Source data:
______

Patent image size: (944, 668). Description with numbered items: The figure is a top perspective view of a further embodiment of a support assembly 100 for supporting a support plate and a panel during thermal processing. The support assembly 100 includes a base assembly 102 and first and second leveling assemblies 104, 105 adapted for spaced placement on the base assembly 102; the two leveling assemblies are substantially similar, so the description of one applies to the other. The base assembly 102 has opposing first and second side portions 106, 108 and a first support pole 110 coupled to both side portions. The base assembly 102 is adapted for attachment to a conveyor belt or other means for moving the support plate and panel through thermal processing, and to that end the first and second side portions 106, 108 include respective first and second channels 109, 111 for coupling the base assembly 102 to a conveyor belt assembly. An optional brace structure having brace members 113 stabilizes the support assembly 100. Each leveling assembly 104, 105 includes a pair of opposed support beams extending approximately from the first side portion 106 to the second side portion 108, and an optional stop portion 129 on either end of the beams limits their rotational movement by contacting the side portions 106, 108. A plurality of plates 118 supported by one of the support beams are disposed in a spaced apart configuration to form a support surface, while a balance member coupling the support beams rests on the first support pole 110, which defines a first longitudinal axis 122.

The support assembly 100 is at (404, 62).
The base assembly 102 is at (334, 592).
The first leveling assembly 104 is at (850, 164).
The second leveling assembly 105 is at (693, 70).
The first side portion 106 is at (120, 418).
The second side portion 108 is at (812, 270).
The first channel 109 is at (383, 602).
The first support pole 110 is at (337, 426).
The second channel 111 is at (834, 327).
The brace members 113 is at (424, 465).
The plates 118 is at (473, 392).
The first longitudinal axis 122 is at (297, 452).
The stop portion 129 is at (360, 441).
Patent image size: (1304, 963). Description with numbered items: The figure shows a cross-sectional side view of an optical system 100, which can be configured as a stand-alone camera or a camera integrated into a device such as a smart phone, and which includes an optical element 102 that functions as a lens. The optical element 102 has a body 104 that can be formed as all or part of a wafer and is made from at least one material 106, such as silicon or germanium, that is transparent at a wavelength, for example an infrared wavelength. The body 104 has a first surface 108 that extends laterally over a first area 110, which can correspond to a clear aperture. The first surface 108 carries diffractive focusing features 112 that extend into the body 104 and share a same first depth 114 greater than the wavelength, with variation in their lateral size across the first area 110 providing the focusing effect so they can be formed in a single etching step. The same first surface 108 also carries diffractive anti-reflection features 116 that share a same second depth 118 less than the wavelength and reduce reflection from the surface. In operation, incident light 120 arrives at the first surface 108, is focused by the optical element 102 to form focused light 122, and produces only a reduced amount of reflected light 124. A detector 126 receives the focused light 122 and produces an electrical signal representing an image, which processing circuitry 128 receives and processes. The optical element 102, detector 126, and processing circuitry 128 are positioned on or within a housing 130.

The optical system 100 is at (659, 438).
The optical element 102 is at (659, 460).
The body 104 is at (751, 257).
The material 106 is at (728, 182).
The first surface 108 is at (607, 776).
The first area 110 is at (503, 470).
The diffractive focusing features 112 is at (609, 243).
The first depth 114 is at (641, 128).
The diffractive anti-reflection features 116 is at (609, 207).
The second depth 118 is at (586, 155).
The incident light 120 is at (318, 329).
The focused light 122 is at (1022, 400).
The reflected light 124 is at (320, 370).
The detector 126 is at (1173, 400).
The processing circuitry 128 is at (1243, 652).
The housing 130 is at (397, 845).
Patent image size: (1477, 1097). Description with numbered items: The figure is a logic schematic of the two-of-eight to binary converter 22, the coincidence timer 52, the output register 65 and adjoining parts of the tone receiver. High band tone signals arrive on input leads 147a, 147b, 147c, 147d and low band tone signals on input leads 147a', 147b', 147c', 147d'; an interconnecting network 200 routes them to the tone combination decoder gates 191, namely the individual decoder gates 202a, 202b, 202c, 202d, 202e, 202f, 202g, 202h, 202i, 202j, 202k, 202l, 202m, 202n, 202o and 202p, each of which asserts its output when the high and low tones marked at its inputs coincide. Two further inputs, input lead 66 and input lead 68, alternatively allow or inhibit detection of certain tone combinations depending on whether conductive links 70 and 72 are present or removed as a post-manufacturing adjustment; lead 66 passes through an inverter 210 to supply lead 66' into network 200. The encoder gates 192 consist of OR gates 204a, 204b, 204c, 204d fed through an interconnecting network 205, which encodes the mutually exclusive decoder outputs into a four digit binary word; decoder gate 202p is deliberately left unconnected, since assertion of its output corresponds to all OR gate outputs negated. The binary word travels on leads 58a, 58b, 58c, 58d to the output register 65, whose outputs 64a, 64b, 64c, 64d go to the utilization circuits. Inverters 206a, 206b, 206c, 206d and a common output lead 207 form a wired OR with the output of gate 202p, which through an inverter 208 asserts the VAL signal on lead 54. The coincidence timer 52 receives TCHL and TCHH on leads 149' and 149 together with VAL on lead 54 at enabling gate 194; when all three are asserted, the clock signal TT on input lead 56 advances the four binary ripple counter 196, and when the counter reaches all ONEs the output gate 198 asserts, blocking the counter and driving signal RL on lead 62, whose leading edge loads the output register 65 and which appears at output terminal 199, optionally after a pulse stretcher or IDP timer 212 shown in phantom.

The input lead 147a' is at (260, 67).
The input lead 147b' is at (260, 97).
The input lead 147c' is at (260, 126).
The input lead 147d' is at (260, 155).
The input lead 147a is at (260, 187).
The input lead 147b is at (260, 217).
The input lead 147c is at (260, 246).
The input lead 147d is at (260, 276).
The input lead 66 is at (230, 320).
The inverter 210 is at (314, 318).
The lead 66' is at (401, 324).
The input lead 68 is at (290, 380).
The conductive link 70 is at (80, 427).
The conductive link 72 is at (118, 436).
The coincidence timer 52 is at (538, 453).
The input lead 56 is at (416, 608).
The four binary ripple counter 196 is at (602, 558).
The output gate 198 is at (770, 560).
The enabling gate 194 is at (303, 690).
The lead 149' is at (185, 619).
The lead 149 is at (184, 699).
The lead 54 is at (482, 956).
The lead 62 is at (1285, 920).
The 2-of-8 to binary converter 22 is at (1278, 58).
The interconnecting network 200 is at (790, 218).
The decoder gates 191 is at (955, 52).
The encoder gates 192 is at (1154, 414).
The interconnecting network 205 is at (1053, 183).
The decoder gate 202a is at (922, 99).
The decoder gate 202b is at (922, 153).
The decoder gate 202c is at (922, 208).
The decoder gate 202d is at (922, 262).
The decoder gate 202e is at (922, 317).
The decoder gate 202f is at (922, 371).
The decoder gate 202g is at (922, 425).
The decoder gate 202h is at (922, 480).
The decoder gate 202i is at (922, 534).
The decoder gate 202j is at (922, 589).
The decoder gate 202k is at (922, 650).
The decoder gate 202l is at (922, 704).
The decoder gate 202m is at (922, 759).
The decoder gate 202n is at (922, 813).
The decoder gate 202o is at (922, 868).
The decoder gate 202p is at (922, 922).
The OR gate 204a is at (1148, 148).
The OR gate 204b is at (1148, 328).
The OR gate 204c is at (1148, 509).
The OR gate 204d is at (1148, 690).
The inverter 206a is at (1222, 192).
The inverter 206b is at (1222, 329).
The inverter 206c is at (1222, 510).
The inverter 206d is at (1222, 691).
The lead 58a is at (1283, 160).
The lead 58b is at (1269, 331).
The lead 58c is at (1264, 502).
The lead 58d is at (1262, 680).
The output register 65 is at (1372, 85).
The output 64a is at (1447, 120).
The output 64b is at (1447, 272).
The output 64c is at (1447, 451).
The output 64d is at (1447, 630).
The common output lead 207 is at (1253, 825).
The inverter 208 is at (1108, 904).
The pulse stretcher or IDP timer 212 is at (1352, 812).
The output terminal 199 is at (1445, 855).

______

> GIVEN REQUEST: Please pull out each line of the records containing the word "housing", matching its case exactly.

> EXERCISE OUTPUT:
Patent image size: (1304, 963). Description with numbered items: The figure shows a cross-sectional side view of an optical system 100, which can be configured as a stand-alone camera or a camera integrated into a device such as a smart phone, and which includes an optical element 102 that functions as a lens. The optical element 102 has a body 104 that can be formed as all or part of a wafer and is made from at least one material 106, such as silicon or germanium, that is transparent at a wavelength, for example an infrared wavelength. The body 104 has a first surface 108 that extends laterally over a first area 110, which can correspond to a clear aperture. The first surface 108 carries diffractive focusing features 112 that extend into the body 104 and share a same first depth 114 greater than the wavelength, with variation in their lateral size across the first area 110 providing the focusing effect so they can be formed in a single etching step. The same first surface 108 also carries diffractive anti-reflection features 116 that share a same second depth 118 less than the wavelength and reduce reflection from the surface. In operation, incident light 120 arrives at the first surface 108, is focused by the optical element 102 to form focused light 122, and produces only a reduced amount of reflected light 124. A detector 126 receives the focused light 122 and produces an electrical signal representing an image, which processing circuitry 128 receives and processes. The optical element 102, detector 126, and processing circuitry 128 are positioned on or within a housing 130.
The housing 130 is at (397, 845).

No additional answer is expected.